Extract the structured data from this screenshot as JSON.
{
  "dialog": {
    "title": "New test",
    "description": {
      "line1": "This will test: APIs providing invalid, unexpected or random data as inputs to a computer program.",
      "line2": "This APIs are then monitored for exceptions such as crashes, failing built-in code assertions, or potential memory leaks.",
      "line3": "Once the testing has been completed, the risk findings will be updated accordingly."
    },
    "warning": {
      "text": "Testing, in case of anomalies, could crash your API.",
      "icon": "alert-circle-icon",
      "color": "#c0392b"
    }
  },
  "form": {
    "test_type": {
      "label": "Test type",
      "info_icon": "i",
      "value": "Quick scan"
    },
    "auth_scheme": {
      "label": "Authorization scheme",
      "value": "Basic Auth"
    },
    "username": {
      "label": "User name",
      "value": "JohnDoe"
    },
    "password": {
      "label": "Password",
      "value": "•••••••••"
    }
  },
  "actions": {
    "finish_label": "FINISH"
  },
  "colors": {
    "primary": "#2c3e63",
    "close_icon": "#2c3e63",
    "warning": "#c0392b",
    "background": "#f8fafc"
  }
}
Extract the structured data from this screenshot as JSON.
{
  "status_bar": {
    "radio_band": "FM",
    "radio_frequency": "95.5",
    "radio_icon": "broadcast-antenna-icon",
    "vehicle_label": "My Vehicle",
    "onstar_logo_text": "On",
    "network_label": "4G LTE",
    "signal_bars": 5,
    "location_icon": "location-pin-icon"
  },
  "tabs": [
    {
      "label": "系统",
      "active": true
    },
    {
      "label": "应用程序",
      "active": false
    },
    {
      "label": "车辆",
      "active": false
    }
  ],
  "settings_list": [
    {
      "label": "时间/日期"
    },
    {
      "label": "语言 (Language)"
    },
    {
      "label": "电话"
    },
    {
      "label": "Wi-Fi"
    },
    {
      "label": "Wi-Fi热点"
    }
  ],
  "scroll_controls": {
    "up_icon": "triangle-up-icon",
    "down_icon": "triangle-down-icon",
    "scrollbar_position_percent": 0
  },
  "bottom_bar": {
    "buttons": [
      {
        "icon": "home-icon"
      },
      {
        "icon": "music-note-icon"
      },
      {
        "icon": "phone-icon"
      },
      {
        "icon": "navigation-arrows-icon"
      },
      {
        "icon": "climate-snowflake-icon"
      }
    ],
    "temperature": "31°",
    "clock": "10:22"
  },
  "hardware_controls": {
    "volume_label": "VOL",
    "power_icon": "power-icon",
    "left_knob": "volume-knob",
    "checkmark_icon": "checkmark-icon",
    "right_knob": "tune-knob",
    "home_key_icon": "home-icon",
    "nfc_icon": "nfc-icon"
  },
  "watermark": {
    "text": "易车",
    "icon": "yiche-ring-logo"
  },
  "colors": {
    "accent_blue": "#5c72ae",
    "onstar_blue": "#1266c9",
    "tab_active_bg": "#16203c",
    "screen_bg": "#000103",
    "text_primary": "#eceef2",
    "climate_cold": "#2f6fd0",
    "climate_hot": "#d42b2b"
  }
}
:::::
## Exercise description:
Write out every record, exactly as written.

## Result below:
Extract the structured data from this screenshot as JSON.
{
  "dialog": {
    "title": "New test",
    "description": {
      "line1": "This will test: APIs providing invalid, unexpected or random data as inputs to a computer program.",
      "line2": "This APIs are then monitored for exceptions such as crashes, failing built-in code assertions, or potential memory leaks.",
      "line3": "Once the testing has been completed, the risk findings will be updated accordingly."
    },
    "warning": {
      "text": "Testing, in case of anomalies, could crash your API.",
      "icon": "alert-circle-icon",
      "color": "#c0392b"
    }
  },
  "form": {
    "test_type": {
      "label": "Test type",
      "info_icon": "i",
      "value": "Quick scan"
    },
    "auth_scheme": {
      "label": "Authorization scheme",
      "value": "Basic Auth"
    },
    "username": {
      "label": "User name",
      "value": "JohnDoe"
    },
    "password": {
      "label": "Password",
      "value": "•••••••••"
    }
  },
  "actions": {
    "finish_label": "FINISH"
  },
  "colors": {
    "primary": "#2c3e63",
    "close_icon": "#2c3e63",
    "warning": "#c0392b",
    "background": "#f8fafc"
  }
}
Extract the structured data from this screenshot as JSON.
{
  "status_bar": {
    "radio_band": "FM",
    "radio_frequency": "95.5",
    "radio_icon": "broadcast-antenna-icon",
    "vehicle_label": "My Vehicle",
    "onstar_logo_text": "On",
    "network_label": "4G LTE",
    "signal_bars": 5,
    "location_icon": "location-pin-icon"
  },
  "tabs": [
    {
      "label": "系统",
      "active": true
    },
    {
      "label": "应用程序",
      "active": false
    },
    {
      "label": "车辆",
      "active": false
    }
  ],
  "settings_list": [
    {
      "label": "时间/日期"
    },
    {
      "label": "语言 (Language)"
    },
    {
      "label": "电话"
    },
    {
      "label": "Wi-Fi"
    },
    {
      "label": "Wi-Fi热点"
    }
  ],
  "scroll_controls": {
    "up_icon": "triangle-up-icon",
    "down_icon": "triangle-down-icon",
    "scrollbar_position_percent": 0
  },
  "bottom_bar": {
    "buttons": [
      {
        "icon": "home-icon"
      },
      {
        "icon": "music-note-icon"
      },
      {
        "icon": "phone-icon"
      },
      {
        "icon": "navigation-arrows-icon"
      },
      {
        "icon": "climate-snowflake-icon"
      }
    ],
    "temperature": "31°",
    "clock": "10:22"
  },
  "hardware_controls": {
    "volume_label": "VOL",
    "power_icon": "power-icon",
    "left_knob": "volume-knob",
    "checkmark_icon": "checkmark-icon",
    "right_knob": "tune-knob",
    "home_key_icon": "home-icon",
    "nfc_icon": "nfc-icon"
  },
  "watermark": {
    "text": "易车",
    "icon": "yiche-ring-logo"
  },
  "colors": {
    "accent_blue": "#5c72ae",
    "onstar_blue": "#1266c9",
    "tab_active_bg": "#16203c",
    "screen_bg": "#000103",
    "text_primary": "#eceef2",
    "climate_cold": "#2f6fd0",
    "climate_hot": "#d42b2b"
  }
}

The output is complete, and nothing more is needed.